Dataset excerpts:
-- begin --

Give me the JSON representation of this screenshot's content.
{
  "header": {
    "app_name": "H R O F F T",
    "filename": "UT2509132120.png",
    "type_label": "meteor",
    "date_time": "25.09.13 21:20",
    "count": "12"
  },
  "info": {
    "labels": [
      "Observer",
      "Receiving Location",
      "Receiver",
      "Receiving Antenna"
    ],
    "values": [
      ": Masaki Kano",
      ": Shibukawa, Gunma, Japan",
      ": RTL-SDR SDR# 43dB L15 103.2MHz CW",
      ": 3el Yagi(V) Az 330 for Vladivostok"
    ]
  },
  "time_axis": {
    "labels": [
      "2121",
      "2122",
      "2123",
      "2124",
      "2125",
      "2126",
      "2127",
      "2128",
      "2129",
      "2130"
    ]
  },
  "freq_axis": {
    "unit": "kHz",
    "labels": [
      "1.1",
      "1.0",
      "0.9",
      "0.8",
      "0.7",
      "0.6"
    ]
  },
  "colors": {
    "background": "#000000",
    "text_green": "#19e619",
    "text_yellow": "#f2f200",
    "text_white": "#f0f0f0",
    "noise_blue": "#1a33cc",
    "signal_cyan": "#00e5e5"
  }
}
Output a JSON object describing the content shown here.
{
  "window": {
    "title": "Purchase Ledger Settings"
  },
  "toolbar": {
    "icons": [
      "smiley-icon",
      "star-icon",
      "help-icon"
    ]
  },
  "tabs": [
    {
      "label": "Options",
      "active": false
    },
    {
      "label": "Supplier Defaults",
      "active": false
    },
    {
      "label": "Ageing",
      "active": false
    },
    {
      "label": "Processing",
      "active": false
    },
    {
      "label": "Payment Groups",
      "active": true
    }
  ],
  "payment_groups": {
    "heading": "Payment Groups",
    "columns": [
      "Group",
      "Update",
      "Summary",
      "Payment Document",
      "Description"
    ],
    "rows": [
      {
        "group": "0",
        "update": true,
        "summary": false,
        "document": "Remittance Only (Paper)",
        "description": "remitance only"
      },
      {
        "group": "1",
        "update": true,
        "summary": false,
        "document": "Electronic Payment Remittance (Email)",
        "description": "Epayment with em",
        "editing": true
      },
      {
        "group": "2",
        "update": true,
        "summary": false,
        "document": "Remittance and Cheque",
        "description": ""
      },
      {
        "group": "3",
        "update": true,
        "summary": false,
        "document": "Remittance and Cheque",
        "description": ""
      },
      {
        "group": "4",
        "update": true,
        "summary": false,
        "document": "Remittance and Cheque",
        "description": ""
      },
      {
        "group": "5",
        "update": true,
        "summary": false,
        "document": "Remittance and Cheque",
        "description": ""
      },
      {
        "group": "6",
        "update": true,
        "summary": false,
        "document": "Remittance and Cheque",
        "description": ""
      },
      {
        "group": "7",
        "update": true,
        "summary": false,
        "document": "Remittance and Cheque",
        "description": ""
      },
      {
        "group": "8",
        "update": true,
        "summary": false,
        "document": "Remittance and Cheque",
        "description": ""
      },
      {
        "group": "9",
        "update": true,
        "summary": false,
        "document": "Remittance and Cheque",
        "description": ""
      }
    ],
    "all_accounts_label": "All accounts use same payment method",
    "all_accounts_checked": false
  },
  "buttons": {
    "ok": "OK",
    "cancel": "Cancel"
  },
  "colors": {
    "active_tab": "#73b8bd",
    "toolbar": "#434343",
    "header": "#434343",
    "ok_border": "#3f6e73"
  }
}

-- end --

### Given problem
State how many lines above include the word "Receiving", and nothing more.

### Result for this task
2